Problem to solve: Print the data exactly as it is given, please.

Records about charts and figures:
★ ★ ★

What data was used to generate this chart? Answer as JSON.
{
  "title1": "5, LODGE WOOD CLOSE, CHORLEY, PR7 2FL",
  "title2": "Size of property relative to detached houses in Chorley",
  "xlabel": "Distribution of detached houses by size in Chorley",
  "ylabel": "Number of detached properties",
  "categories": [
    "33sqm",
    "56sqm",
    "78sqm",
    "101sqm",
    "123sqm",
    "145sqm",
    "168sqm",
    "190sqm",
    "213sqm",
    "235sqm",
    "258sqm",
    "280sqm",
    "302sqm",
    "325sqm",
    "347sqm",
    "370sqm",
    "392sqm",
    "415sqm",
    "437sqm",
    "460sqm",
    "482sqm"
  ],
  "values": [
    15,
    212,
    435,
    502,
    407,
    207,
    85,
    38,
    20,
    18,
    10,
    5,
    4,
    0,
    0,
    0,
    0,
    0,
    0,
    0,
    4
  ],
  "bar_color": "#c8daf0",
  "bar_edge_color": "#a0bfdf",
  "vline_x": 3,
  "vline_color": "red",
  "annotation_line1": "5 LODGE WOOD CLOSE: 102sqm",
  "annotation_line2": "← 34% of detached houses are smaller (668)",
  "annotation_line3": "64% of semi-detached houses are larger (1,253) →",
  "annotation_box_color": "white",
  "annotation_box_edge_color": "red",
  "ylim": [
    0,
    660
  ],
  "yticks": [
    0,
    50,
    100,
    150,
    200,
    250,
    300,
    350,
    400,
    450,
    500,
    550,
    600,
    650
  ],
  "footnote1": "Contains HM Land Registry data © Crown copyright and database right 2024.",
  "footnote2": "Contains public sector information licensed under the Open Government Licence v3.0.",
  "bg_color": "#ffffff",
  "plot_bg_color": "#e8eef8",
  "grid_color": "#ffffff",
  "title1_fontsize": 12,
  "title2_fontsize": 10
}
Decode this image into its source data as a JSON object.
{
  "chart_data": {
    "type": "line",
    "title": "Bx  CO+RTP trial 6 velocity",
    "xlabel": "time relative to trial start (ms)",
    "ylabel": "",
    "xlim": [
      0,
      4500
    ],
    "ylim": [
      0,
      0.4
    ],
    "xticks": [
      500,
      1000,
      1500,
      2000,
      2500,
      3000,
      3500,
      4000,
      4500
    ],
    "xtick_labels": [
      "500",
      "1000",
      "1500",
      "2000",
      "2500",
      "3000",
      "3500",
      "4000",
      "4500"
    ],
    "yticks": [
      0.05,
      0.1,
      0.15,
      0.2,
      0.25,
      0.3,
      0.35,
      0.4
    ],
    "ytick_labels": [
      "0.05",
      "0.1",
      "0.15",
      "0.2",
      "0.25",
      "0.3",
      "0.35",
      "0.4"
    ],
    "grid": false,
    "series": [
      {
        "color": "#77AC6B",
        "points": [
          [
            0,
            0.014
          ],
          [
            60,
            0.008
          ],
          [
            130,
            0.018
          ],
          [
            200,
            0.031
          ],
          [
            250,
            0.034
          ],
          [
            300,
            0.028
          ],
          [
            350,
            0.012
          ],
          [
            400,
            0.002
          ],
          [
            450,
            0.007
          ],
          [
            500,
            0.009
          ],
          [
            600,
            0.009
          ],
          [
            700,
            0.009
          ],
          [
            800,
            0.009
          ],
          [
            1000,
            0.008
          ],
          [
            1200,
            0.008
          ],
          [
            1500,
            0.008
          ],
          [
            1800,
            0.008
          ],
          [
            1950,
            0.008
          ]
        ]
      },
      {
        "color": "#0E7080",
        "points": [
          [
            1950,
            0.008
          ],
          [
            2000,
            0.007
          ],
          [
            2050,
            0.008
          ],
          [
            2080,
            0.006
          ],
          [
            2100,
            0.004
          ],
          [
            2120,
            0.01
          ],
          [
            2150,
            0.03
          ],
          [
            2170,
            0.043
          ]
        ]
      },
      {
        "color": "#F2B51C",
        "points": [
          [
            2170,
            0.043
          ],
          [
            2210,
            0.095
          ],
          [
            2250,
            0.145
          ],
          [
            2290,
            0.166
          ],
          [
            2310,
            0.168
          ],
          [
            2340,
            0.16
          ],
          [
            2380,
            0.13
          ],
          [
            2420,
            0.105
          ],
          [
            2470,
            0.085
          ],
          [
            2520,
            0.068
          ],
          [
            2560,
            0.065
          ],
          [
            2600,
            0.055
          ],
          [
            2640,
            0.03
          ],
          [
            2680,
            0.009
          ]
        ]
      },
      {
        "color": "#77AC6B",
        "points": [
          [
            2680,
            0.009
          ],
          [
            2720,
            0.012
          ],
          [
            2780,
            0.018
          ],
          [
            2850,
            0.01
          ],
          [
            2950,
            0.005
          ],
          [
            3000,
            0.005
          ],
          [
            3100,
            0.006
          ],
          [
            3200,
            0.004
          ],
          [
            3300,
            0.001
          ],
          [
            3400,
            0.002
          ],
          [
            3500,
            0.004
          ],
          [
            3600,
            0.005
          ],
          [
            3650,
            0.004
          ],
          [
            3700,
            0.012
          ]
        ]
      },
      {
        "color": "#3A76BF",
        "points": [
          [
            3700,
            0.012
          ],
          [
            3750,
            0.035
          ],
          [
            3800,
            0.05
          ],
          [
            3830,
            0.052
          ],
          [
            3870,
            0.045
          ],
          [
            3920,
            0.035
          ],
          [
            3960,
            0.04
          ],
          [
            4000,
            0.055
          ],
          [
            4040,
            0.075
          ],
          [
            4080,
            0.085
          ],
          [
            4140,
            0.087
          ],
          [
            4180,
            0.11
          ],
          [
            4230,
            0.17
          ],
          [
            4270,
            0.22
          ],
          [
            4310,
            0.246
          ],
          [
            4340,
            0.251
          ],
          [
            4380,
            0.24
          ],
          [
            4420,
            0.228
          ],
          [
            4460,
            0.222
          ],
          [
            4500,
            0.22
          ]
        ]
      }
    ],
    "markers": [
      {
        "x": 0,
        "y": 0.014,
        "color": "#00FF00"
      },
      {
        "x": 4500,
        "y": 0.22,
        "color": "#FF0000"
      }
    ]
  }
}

★ ★ ★

Result of this task:
What data was used to generate this chart? Answer as JSON.
{
  "title1": "5, LODGE WOOD CLOSE, CHORLEY, PR7 2FL",
  "title2": "Size of property relative to detached houses in Chorley",
  "xlabel": "Distribution of detached houses by size in Chorley",
  "ylabel": "Number of detached properties",
  "categories": [
    "33sqm",
    "56sqm",
    "78sqm",
    "101sqm",
    "123sqm",
    "145sqm",
    "168sqm",
    "190sqm",
    "213sqm",
    "235sqm",
    "258sqm",
    "280sqm",
    "302sqm",
    "325sqm",
    "347sqm",
    "370sqm",
    "392sqm",
    "415sqm",
    "437sqm",
    "460sqm",
    "482sqm"
  ],
  "values": [
    15,
    212,
    435,
    502,
    407,
    207,
    85,
    38,
    20,
    18,
    10,
    5,
    4,
    0,
    0,
    0,
    0,
    0,
    0,
    0,
    4
  ],
  "bar_color": "#c8daf0",
  "bar_edge_color": "#a0bfdf",
  "vline_x": 3,
  "vline_color": "red",
  "annotation_line1": "5 LODGE WOOD CLOSE: 102sqm",
  "annotation_line2": "← 34% of detached houses are smaller (668)",
  "annotation_line3": "64% of semi-detached houses are larger (1,253) →",
  "annotation_box_color": "white",
  "annotation_box_edge_color": "red",
  "ylim": [
    0,
    660
  ],
  "yticks": [
    0,
    50,
    100,
    150,
    200,
    250,
    300,
    350,
    400,
    450,
    500,
    550,
    600,
    650
  ],
  "footnote1": "Contains HM Land Registry data © Crown copyright and database right 2024.",
  "footnote2": "Contains public sector information licensed under the Open Government Licence v3.0.",
  "bg_color": "#ffffff",
  "plot_bg_color": "#e8eef8",
  "grid_color": "#ffffff",
  "title1_fontsize": 12,
  "title2_fontsize": 10
}
Decode this image into its source data as a JSON object.
{
  "chart_data": {
    "type": "line",
    "title": "Bx  CO+RTP trial 6 velocity",
    "xlabel": "time relative to trial start (ms)",
    "ylabel": "",
    "xlim": [
      0,
      4500
    ],
    "ylim": [
      0,
      0.4
    ],
    "xticks": [
      500,
      1000,
      1500,
      2000,
      2500,
      3000,
      3500,
      4000,
      4500
    ],
    "xtick_labels": [
      "500",
      "1000",
      "1500",
      "2000",
      "2500",
      "3000",
      "3500",
      "4000",
      "4500"
    ],
    "yticks": [
      0.05,
      0.1,
      0.15,
      0.2,
      0.25,
      0.3,
      0.35,
      0.4
    ],
    "ytick_labels": [
      "0.05",
      "0.1",
      "0.15",
      "0.2",
      "0.25",
      "0.3",
      "0.35",
      "0.4"
    ],
    "grid": false,
    "series": [
      {
        "color": "#77AC6B",
        "points": [
          [
            0,
            0.014
          ],
          [
            60,
            0.008
          ],
          [
            130,
            0.018
          ],
          [
            200,
            0.031
          ],
          [
            250,
            0.034
          ],
          [
            300,
            0.028
          ],
          [
            350,
            0.012
          ],
          [
            400,
            0.002
          ],
          [
            450,
            0.007
          ],
          [
            500,
            0.009
          ],
          [
            600,
            0.009
          ],
          [
            700,
            0.009
          ],
          [
            800,
            0.009
          ],
          [
            1000,
            0.008
          ],
          [
            1200,
            0.008
          ],
          [
            1500,
            0.008
          ],
          [
            1800,
            0.008
          ],
          [
            1950,
            0.008
          ]
        ]
      },
      {
        "color": "#0E7080",
        "points": [
          [
            1950,
            0.008
          ],
          [
            2000,
            0.007
          ],
          [
            2050,
            0.008
          ],
          [
            2080,
            0.006
          ],
          [
            2100,
            0.004
          ],
          [
            2120,
            0.01
          ],
          [
            2150,
            0.03
          ],
          [
            2170,
            0.043
          ]
        ]
      },
      {
        "color": "#F2B51C",
        "points": [
          [
            2170,
            0.043
          ],
          [
            2210,
            0.095
          ],
          [
            2250,
            0.145
          ],
          [
            2290,
            0.166
          ],
          [
            2310,
            0.168
          ],
          [
            2340,
            0.16
          ],
          [
            2380,
            0.13
          ],
          [
            2420,
            0.105
          ],
          [
            2470,
            0.085
          ],
          [
            2520,
            0.068
          ],
          [
            2560,
            0.065
          ],
          [
            2600,
            0.055
          ],
          [
            2640,
            0.03
          ],
          [
            2680,
            0.009
          ]
        ]
      },
      {
        "color": "#77AC6B",
        "points": [
          [
            2680,
            0.009
          ],
          [
            2720,
            0.012
          ],
          [
            2780,
            0.018
          ],
          [
            2850,
            0.01
          ],
          [
            2950,
            0.005
          ],
          [
            3000,
            0.005
          ],
          [
            3100,
            0.006
          ],
          [
            3200,
            0.004
          ],
          [
            3300,
            0.001
          ],
          [
            3400,
            0.002
          ],
          [
            3500,
            0.004
          ],
          [
            3600,
            0.005
          ],
          [
            3650,
            0.004
          ],
          [
            3700,
            0.012
          ]
        ]
      },
      {
        "color": "#3A76BF",
        "points": [
          [
            3700,
            0.012
          ],
          [
            3750,
            0.035
          ],
          [
            3800,
            0.05
          ],
          [
            3830,
            0.052
          ],
          [
            3870,
            0.045
          ],
          [
            3920,
            0.035
          ],
          [
            3960,
            0.04
          ],
          [
            4000,
            0.055
          ],
          [
            4040,
            0.075
          ],
          [
            4080,
            0.085
          ],
          [
            4140,
            0.087
          ],
          [
            4180,
            0.11
          ],
          [
            4230,
            0.17
          ],
          [
            4270,
            0.22
          ],
          [
            4310,
            0.246
          ],
          [
            4340,
            0.251
          ],
          [
            4380,
            0.24
          ],
          [
            4420,
            0.228
          ],
          [
            4460,
            0.222
          ],
          [
            4500,
            0.22
          ]
        ]
      }
    ],
    "markers": [
      {
        "x": 0,
        "y": 0.014,
        "color": "#00FF00"
      },
      {
        "x": 4500,
        "y": 0.22,
        "color": "#FF0000"
      }
    ]
  }
}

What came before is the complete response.